**Tarefa solicitada**. Reproduza na íntegra o texto sobre o dólar e o mercado de energia, sem alterar nenhuma palavra.

**Texto da página**.

---------------

Entreouvido no Beco da Xaxará na Vila Vudu: Uma coisa é certa: as eleições no
Brasil têm importância CRUCIAL em todo esse processo que aí se comenta. A prova
de que as eleições no Brasil têm importância crucial nesse processo que aí se
comenta é que absolutamente NINGUÉM FALA desse processo na imprensa-empresa
“especializada” (só rindo!) de Economia & Finanças, no Brasil.
Traduzido pelo pessoal da Vila Vudu
Por 70 anos, um dos pilares mais criticamente determinantes do poder
norte-americano tem sido a posição do dólar como mais importante moeda do
mundo. Nos últimos 40 anos, um dos pilares do primado do dólar tem sido o papel
dominante das notas verdes nos mercados internacionais de energia. Hoje, a
China está alavancando seu crescimento como potência econômica, e como o mais
importante mercado em desenvolvimento para exportadores de hidrocarboneto no
Golfo Persa e na ex-URSS, para circunscrever a dominação do dólar na energia
global – com ramificações potencialmente profundas para a posição estratégica
dos EUA.
Desde a IIª Guerra Mundial, a supremacia geopolítica dos EUA repousa não
só na força militar, mas também na posição do dólar como principal moeda de
negócios e de reserva do mundo. Economicamente, a primazia do dólar extrai
“senhoriagem” – a diferença entre o custo de imprimir dinheiro e seu valor – de
outros países e minimiza a taxa de risco cambial das empresas norte-americanas.

---------------

**Linhas de dados**.
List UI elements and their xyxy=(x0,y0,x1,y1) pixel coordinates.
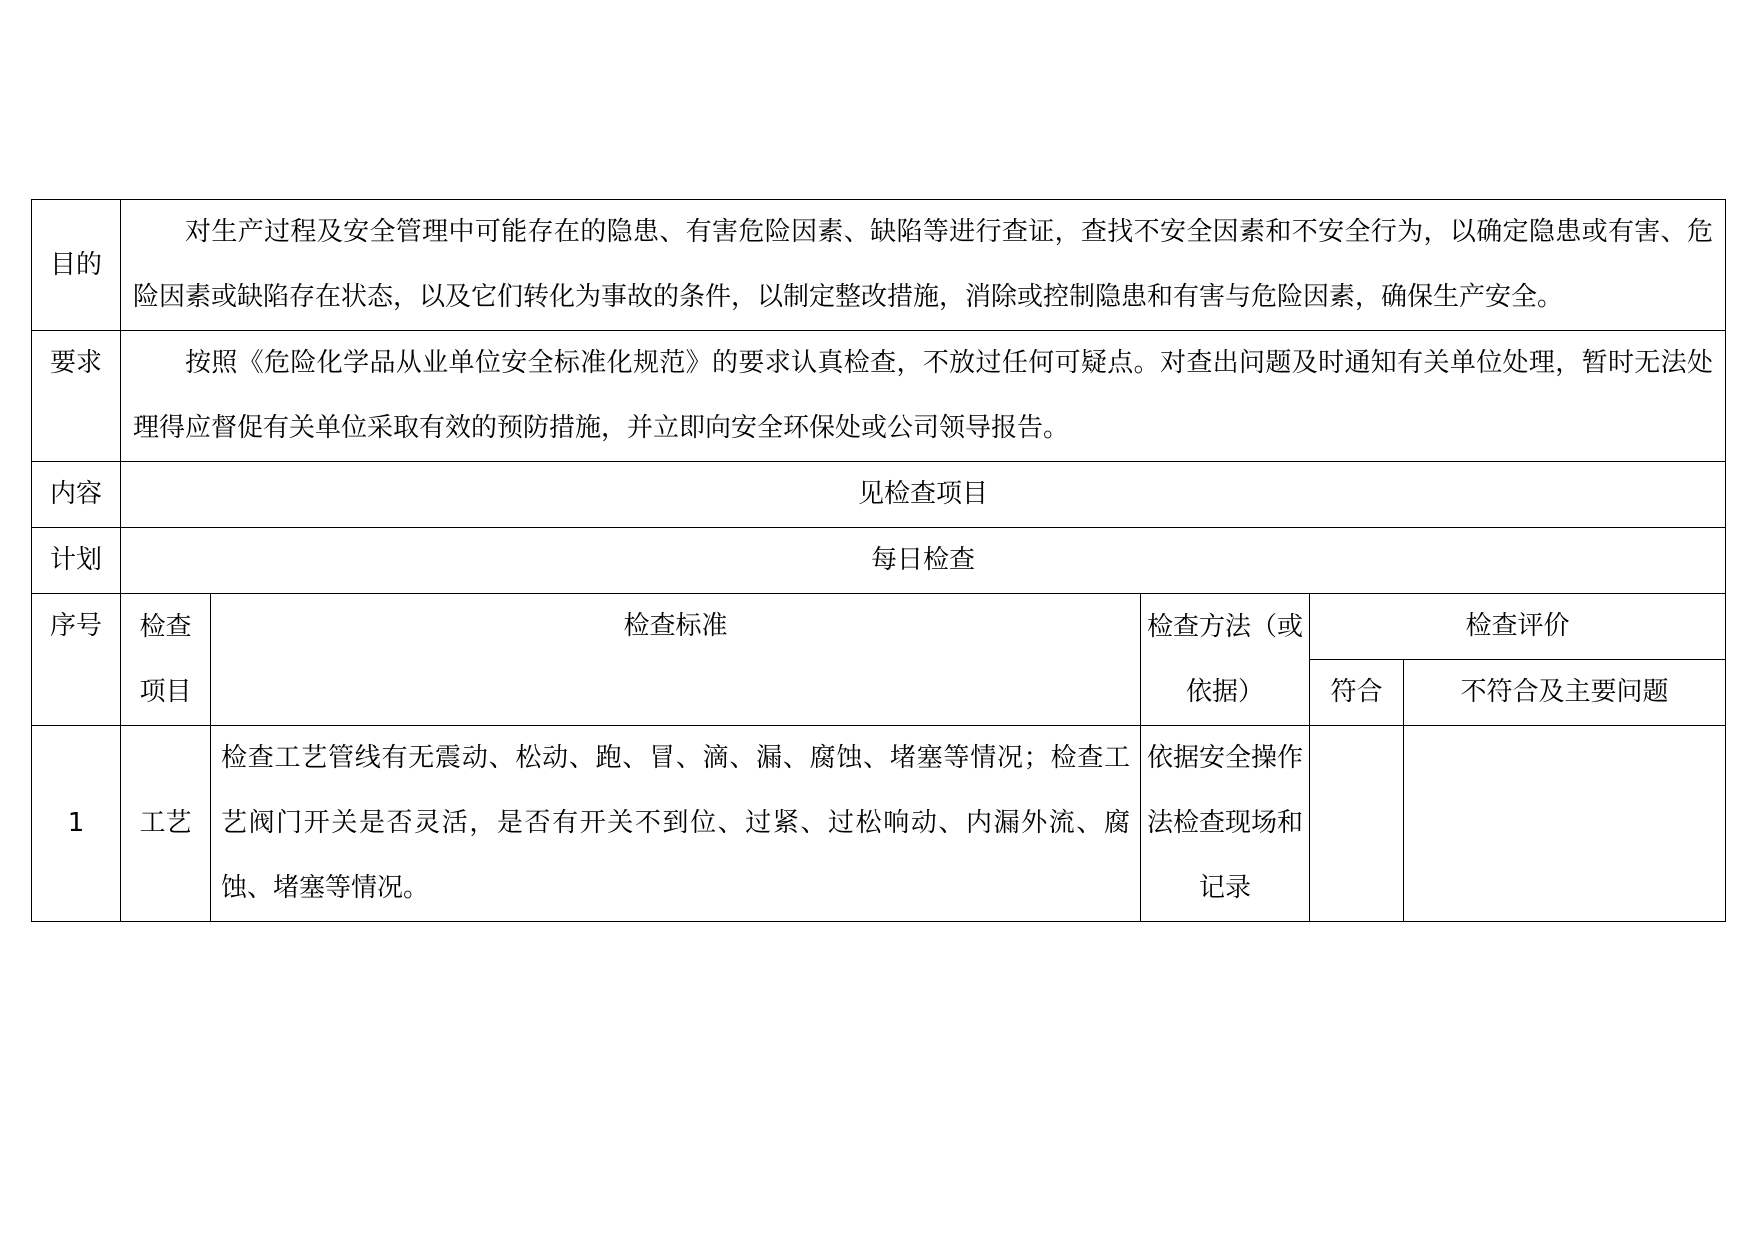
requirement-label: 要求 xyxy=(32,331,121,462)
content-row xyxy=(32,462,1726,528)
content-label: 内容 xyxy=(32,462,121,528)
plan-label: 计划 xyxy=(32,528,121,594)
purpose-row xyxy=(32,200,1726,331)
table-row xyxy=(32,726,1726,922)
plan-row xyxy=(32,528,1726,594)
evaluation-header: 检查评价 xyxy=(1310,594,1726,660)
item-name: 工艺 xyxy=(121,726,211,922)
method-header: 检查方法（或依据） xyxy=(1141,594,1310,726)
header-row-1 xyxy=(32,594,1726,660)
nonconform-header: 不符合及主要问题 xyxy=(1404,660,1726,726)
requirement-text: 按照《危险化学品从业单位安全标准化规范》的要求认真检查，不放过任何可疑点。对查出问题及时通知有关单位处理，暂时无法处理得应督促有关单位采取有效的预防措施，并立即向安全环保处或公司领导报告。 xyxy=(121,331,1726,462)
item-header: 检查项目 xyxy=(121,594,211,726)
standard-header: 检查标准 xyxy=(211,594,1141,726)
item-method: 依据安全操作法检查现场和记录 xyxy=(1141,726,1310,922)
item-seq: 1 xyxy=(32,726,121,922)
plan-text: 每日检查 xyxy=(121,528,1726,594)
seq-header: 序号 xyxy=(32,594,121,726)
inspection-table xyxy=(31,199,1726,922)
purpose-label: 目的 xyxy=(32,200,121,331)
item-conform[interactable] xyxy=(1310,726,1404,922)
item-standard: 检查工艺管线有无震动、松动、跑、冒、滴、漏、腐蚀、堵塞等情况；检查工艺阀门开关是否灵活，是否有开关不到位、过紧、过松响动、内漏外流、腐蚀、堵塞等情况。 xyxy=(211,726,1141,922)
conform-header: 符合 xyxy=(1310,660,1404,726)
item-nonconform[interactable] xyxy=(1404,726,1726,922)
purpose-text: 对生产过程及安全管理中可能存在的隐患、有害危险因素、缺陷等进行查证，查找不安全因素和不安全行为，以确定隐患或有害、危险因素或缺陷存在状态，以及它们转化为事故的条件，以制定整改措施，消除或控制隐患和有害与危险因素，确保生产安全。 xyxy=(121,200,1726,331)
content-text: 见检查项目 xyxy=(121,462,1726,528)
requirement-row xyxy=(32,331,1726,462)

---------------

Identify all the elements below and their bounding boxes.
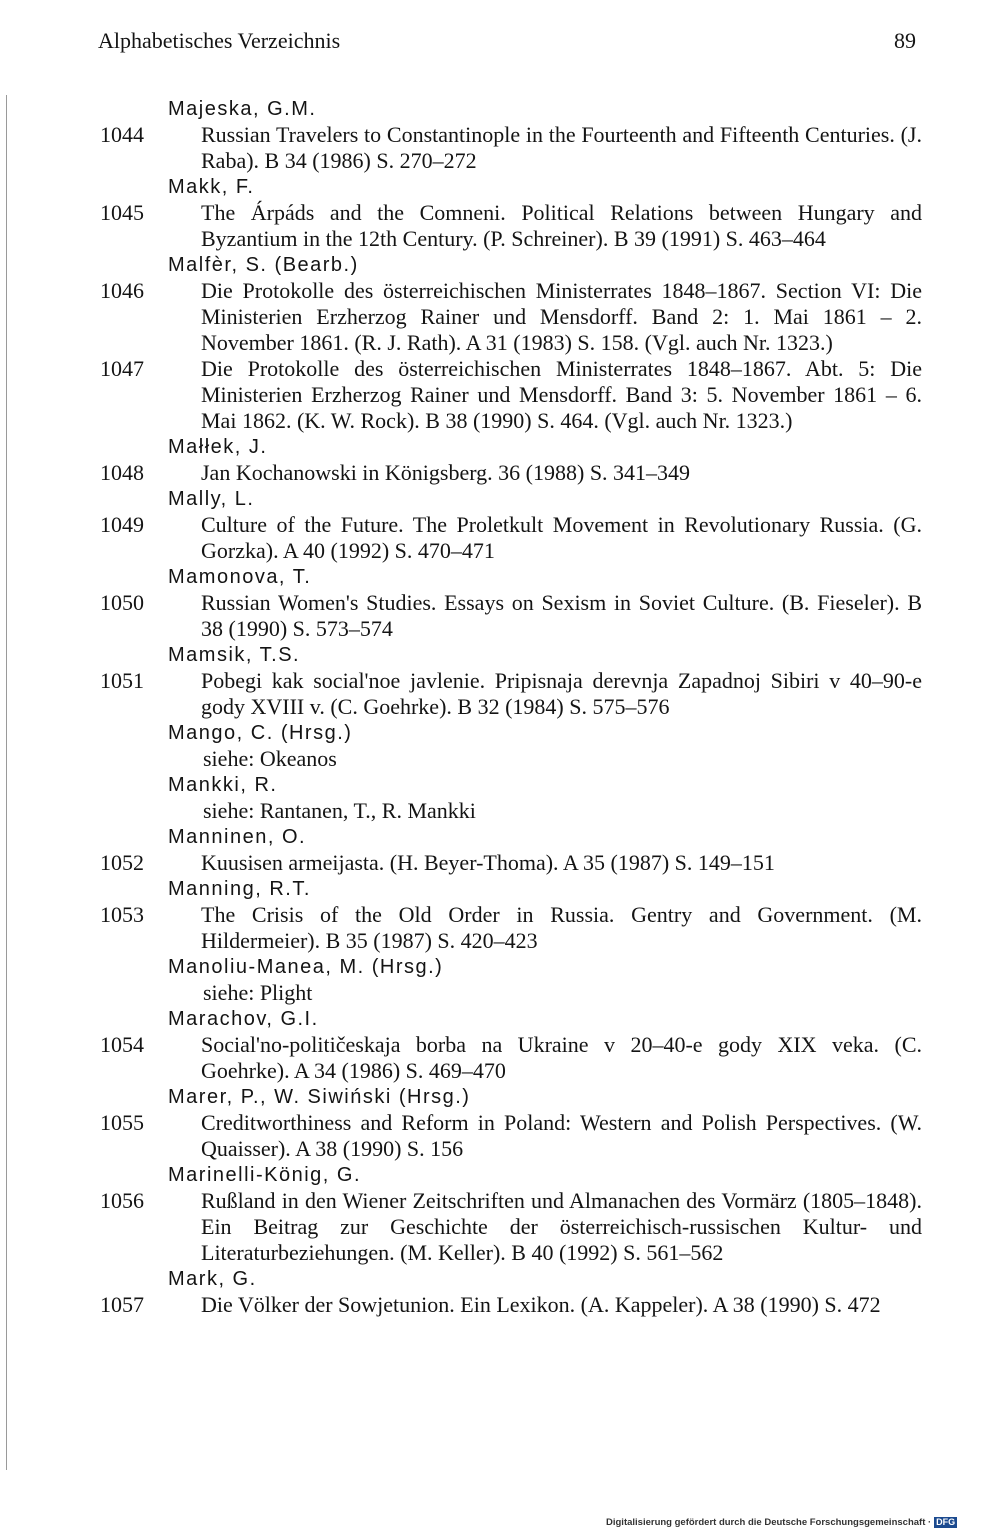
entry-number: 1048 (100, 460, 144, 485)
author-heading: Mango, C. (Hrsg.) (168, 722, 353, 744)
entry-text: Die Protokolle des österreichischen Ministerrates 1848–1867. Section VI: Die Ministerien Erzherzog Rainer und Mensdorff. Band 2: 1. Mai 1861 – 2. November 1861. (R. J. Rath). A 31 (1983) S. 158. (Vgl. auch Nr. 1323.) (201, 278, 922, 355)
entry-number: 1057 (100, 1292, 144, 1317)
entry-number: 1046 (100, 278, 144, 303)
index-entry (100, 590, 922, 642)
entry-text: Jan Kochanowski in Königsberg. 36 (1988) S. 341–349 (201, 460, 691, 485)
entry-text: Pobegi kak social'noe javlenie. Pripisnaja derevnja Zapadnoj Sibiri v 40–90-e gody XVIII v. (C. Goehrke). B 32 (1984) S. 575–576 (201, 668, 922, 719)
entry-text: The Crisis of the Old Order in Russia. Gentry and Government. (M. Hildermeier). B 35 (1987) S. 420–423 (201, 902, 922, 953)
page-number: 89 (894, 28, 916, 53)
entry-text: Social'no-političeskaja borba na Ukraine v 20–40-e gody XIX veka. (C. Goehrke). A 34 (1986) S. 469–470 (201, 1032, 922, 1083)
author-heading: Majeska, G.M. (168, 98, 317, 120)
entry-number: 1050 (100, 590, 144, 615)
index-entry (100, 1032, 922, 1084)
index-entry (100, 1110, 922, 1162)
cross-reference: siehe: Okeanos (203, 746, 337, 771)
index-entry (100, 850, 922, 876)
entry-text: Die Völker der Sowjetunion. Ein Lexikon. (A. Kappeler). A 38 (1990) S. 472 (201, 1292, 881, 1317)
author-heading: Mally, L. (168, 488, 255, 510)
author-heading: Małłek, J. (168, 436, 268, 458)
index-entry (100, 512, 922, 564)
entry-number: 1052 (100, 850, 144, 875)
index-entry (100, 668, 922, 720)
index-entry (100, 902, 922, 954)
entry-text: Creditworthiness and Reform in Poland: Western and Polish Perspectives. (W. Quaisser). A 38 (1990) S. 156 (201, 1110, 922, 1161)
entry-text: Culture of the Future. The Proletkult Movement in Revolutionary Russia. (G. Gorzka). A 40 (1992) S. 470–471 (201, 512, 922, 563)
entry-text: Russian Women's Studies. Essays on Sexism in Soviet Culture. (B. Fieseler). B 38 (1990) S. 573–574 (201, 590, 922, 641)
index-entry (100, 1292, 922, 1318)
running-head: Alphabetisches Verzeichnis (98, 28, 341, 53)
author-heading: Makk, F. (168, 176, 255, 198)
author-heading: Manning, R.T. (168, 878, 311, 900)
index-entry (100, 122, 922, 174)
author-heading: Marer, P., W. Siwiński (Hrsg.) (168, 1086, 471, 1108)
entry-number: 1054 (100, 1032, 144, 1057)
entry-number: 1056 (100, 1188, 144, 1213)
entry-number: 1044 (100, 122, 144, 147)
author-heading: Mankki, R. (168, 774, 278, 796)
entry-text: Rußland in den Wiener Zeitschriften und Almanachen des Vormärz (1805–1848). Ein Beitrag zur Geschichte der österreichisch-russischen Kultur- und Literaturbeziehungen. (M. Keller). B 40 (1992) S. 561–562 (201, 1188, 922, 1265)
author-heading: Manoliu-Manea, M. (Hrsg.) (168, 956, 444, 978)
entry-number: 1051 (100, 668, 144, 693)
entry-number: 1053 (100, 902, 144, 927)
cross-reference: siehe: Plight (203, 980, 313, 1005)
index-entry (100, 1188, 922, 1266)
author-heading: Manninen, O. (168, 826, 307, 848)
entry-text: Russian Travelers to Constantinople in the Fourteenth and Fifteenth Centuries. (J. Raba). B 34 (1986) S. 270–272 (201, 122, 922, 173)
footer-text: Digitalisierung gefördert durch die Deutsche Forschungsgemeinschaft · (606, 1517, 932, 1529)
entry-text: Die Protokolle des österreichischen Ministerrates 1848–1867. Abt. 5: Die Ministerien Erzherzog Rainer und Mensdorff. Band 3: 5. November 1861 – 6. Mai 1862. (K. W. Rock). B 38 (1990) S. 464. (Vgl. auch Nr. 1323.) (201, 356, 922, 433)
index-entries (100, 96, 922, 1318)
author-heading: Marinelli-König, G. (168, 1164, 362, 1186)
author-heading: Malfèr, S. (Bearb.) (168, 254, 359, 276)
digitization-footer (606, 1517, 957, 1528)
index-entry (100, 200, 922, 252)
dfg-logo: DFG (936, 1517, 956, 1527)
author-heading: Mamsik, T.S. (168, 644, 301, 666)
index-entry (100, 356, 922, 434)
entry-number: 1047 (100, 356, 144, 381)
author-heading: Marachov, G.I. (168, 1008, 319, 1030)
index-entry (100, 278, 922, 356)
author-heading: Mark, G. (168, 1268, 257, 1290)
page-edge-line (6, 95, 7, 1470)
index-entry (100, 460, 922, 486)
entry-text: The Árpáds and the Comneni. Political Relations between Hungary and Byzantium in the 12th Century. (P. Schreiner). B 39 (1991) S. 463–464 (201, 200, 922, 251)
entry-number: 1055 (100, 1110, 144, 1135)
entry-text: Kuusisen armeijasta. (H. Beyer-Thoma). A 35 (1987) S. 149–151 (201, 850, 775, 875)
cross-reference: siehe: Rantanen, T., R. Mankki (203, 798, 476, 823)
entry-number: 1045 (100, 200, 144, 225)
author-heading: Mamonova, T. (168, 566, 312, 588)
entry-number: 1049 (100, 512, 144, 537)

---------------

**Resultado da tarefa**.
Entreouvido no Beco da Xaxará na Vila Vudu: Uma coisa é certa: as eleições no
Brasil têm importância CRUCIAL em todo esse processo que aí se comenta. A prova
de que as eleições no Brasil têm importância crucial nesse processo que aí se
comenta é que absolutamente NINGUÉM FALA desse processo na imprensa-empresa
“especializada” (só rindo!) de Economia & Finanças, no Brasil.
Traduzido pelo pessoal da Vila Vudu
Por 70 anos, um dos pilares mais criticamente determinantes do poder
norte-americano tem sido a posição do dólar como mais importante moeda do
mundo. Nos últimos 40 anos, um dos pilares do primado do dólar tem sido o papel
dominante das notas verdes nos mercados internacionais de energia. Hoje, a
China está alavancando seu crescimento como potência econômica, e como o mais
importante mercado em desenvolvimento para exportadores de hidrocarboneto no
Golfo Persa e na ex-URSS, para circunscrever a dominação do dólar na energia
global – com ramificações potencialmente profundas para a posição estratégica
dos EUA.
Desde a IIª Guerra Mundial, a supremacia geopolítica dos EUA repousa não
só na força militar, mas também na posição do dólar como principal moeda de
negócios e de reserva do mundo. Economicamente, a primazia do dólar extrai
“senhoriagem” – a diferença entre o custo de imprimir dinheiro e seu valor – de
outros países e minimiza a taxa de risco cambial das empresas norte-americanas.